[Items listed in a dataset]
—————
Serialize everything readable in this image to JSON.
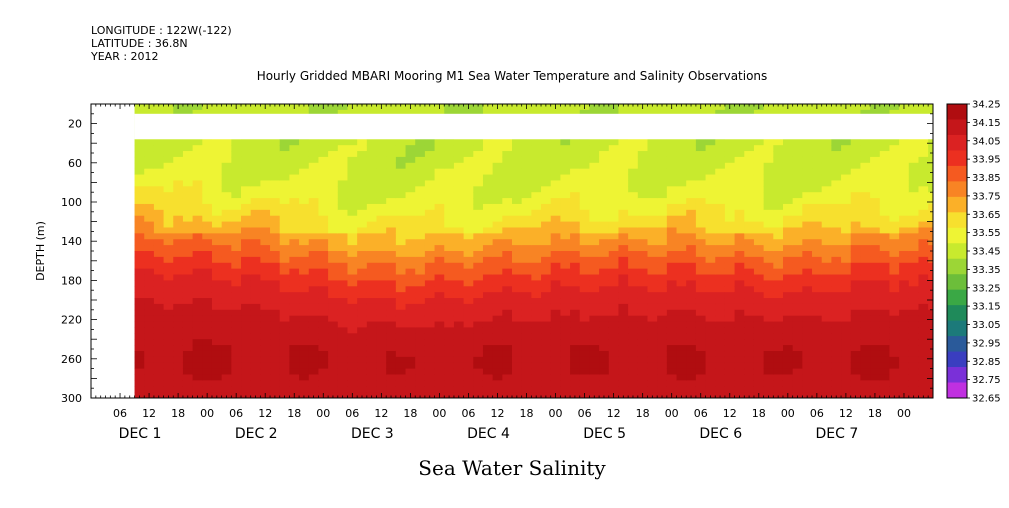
{
  "header": {
    "longitude": "LONGITUDE : 122W(-122)",
    "latitude": "LATITUDE : 36.8N",
    "year": "YEAR : 2012"
  },
  "chart_data": {
    "type": "heatmap",
    "title": "Hourly Gridded MBARI Mooring M1 Sea Water Temperature and Salinity Observations",
    "variable_title": "Sea Water Salinity",
    "ylabel": "DEPTH (m)",
    "x_time_range": [
      "2012-12-01T00:00",
      "2012-12-08T06:00"
    ],
    "data_start": "2012-12-01T09:00",
    "ylim": [
      300,
      0
    ],
    "y_ticks": [
      20,
      60,
      100,
      140,
      180,
      220,
      260,
      300
    ],
    "x_hour_ticks": [
      "06",
      "12",
      "18",
      "00",
      "06",
      "12",
      "18",
      "00",
      "06",
      "12",
      "18",
      "00",
      "06",
      "12",
      "18",
      "00",
      "06",
      "12",
      "18",
      "00",
      "06",
      "12",
      "18",
      "00",
      "06",
      "12",
      "18",
      "00"
    ],
    "day_labels": [
      "DEC 1",
      "DEC 2",
      "DEC 3",
      "DEC 4",
      "DEC 5",
      "DEC 6",
      "DEC 7"
    ],
    "colorbar_levels": [
      "34.25",
      "34.15",
      "34.05",
      "33.95",
      "33.85",
      "33.75",
      "33.65",
      "33.55",
      "33.45",
      "33.35",
      "33.25",
      "33.15",
      "33.05",
      "32.95",
      "32.85",
      "32.75",
      "32.65"
    ],
    "colorbar_colors": [
      "#b00d10",
      "#c5161a",
      "#db2222",
      "#ec3020",
      "#f55a20",
      "#f88424",
      "#fbb028",
      "#f7e02e",
      "#eef434",
      "#c8ea2e",
      "#9cd636",
      "#6cbe3a",
      "#3aa845",
      "#1f8a5a",
      "#1c7a7a",
      "#2a5a9a",
      "#3a3ec0",
      "#7a30d8",
      "#c030e0"
    ],
    "missing_depth_band_m": [
      10,
      36
    ],
    "value_range": [
      32.65,
      34.25
    ]
  }
}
—————
__THE TASK__:
Without the pictures, return all the records precisely as they stand.

__COMPLETE RESPONSE__:
Serialize everything readable in this image to JSON.
{
  "header": {
    "longitude": "LONGITUDE : 122W(-122)",
    "latitude": "LATITUDE : 36.8N",
    "year": "YEAR : 2012"
  },
  "chart_data": {
    "type": "heatmap",
    "title": "Hourly Gridded MBARI Mooring M1 Sea Water Temperature and Salinity Observations",
    "variable_title": "Sea Water Salinity",
    "ylabel": "DEPTH (m)",
    "x_time_range": [
      "2012-12-01T00:00",
      "2012-12-08T06:00"
    ],
    "data_start": "2012-12-01T09:00",
    "ylim": [
      300,
      0
    ],
    "y_ticks": [
      20,
      60,
      100,
      140,
      180,
      220,
      260,
      300
    ],
    "x_hour_ticks": [
      "06",
      "12",
      "18",
      "00",
      "06",
      "12",
      "18",
      "00",
      "06",
      "12",
      "18",
      "00",
      "06",
      "12",
      "18",
      "00",
      "06",
      "12",
      "18",
      "00",
      "06",
      "12",
      "18",
      "00",
      "06",
      "12",
      "18",
      "00"
    ],
    "day_labels": [
      "DEC 1",
      "DEC 2",
      "DEC 3",
      "DEC 4",
      "DEC 5",
      "DEC 6",
      "DEC 7"
    ],
    "colorbar_levels": [
      "34.25",
      "34.15",
      "34.05",
      "33.95",
      "33.85",
      "33.75",
      "33.65",
      "33.55",
      "33.45",
      "33.35",
      "33.25",
      "33.15",
      "33.05",
      "32.95",
      "32.85",
      "32.75",
      "32.65"
    ],
    "colorbar_colors": [
      "#b00d10",
      "#c5161a",
      "#db2222",
      "#ec3020",
      "#f55a20",
      "#f88424",
      "#fbb028",
      "#f7e02e",
      "#eef434",
      "#c8ea2e",
      "#9cd636",
      "#6cbe3a",
      "#3aa845",
      "#1f8a5a",
      "#1c7a7a",
      "#2a5a9a",
      "#3a3ec0",
      "#7a30d8",
      "#c030e0"
    ],
    "missing_depth_band_m": [
      10,
      36
    ],
    "value_range": [
      32.65,
      34.25
    ]
  }
}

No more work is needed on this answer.